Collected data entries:
********************
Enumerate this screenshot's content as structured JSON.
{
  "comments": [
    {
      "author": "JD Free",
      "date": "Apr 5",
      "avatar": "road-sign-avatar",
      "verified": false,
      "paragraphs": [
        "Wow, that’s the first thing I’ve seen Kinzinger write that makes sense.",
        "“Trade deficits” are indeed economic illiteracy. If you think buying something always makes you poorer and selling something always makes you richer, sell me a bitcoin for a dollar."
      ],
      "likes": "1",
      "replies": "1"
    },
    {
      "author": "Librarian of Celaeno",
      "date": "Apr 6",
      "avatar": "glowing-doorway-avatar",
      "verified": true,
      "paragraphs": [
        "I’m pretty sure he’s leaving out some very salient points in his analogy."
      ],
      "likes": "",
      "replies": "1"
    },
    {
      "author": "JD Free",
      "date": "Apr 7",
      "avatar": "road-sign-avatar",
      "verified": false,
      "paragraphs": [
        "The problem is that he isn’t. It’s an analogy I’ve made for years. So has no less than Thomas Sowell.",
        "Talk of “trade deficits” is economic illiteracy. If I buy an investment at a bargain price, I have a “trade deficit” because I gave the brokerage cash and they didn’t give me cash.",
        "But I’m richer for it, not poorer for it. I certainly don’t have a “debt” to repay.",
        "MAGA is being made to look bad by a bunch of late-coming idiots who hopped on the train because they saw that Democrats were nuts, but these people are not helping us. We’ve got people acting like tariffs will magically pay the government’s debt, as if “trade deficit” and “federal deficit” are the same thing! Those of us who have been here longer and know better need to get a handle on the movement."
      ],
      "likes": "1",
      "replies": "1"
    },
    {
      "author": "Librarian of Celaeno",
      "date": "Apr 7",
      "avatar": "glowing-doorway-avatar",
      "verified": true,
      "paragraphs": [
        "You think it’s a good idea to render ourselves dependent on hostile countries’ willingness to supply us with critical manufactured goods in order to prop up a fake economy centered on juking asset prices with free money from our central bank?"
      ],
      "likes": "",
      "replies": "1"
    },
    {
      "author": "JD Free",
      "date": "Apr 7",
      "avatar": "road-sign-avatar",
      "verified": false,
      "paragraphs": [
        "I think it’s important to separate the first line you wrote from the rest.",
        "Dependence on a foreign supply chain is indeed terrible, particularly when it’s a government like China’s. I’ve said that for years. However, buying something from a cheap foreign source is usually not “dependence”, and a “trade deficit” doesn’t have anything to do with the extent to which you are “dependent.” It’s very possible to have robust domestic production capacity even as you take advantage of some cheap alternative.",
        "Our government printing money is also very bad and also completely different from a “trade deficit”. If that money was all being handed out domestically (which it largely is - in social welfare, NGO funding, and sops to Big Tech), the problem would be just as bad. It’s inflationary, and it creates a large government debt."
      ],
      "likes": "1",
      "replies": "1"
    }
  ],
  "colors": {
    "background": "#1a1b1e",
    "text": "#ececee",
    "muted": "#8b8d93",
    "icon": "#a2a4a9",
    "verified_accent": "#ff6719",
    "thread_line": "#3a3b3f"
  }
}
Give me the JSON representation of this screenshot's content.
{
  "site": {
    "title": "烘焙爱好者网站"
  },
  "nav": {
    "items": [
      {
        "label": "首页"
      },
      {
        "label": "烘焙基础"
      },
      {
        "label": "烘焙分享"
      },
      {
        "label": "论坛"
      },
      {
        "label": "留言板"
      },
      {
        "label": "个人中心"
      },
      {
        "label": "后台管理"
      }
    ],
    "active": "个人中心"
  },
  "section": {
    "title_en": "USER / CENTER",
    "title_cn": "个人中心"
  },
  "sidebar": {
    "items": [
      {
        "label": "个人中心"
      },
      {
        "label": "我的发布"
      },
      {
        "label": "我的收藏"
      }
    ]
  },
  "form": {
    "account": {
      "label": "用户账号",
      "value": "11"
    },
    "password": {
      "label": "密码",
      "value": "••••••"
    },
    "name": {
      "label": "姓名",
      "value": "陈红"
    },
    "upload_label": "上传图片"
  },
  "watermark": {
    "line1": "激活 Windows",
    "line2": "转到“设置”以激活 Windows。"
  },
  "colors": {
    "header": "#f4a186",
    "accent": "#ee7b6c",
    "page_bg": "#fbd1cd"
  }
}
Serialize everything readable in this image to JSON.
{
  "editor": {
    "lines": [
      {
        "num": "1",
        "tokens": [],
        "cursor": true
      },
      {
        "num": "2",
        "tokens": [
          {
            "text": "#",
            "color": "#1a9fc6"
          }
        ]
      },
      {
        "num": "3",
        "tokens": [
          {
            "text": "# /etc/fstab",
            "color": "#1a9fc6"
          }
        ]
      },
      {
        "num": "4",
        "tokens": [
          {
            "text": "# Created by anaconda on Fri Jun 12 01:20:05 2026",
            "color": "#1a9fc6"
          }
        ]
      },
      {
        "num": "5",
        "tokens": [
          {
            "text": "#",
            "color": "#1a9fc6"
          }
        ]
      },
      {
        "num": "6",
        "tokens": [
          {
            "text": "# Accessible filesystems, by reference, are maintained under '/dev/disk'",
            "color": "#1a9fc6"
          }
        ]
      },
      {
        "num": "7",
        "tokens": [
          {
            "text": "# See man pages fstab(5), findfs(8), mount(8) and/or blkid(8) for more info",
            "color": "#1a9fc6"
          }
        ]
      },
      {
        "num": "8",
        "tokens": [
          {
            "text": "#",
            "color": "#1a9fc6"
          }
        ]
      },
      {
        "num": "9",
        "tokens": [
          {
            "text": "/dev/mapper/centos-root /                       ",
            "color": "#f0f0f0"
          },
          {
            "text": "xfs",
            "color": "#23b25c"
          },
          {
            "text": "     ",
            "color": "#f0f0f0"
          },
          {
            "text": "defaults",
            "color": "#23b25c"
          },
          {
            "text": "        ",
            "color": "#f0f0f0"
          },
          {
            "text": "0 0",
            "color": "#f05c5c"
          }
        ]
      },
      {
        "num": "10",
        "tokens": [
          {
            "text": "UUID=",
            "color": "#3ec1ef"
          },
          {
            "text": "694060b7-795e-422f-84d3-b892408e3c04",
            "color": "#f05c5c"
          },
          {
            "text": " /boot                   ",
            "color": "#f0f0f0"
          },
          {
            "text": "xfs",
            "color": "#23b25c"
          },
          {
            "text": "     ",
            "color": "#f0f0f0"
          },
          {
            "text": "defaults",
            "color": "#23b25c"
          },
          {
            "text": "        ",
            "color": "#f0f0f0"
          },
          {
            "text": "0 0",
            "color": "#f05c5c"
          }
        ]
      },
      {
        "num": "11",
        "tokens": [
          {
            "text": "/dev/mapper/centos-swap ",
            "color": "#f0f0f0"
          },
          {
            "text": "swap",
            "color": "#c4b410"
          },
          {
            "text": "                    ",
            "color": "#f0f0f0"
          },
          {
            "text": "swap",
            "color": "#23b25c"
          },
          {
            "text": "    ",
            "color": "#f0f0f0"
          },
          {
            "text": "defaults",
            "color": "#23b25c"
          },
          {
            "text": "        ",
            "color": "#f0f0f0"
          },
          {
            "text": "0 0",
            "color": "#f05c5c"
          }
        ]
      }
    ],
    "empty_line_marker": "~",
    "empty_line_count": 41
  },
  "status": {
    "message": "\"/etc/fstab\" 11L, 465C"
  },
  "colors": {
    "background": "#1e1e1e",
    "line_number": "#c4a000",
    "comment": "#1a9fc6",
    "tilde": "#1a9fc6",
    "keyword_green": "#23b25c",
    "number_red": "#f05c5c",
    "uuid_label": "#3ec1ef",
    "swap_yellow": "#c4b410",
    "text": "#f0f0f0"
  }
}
********************
Directive –
In the listing, find every line containing the word "Windows" and list it.

Final answer –
    "line1": "激活 Windows",
    "line2": "转到“设置”以激活 Windows。"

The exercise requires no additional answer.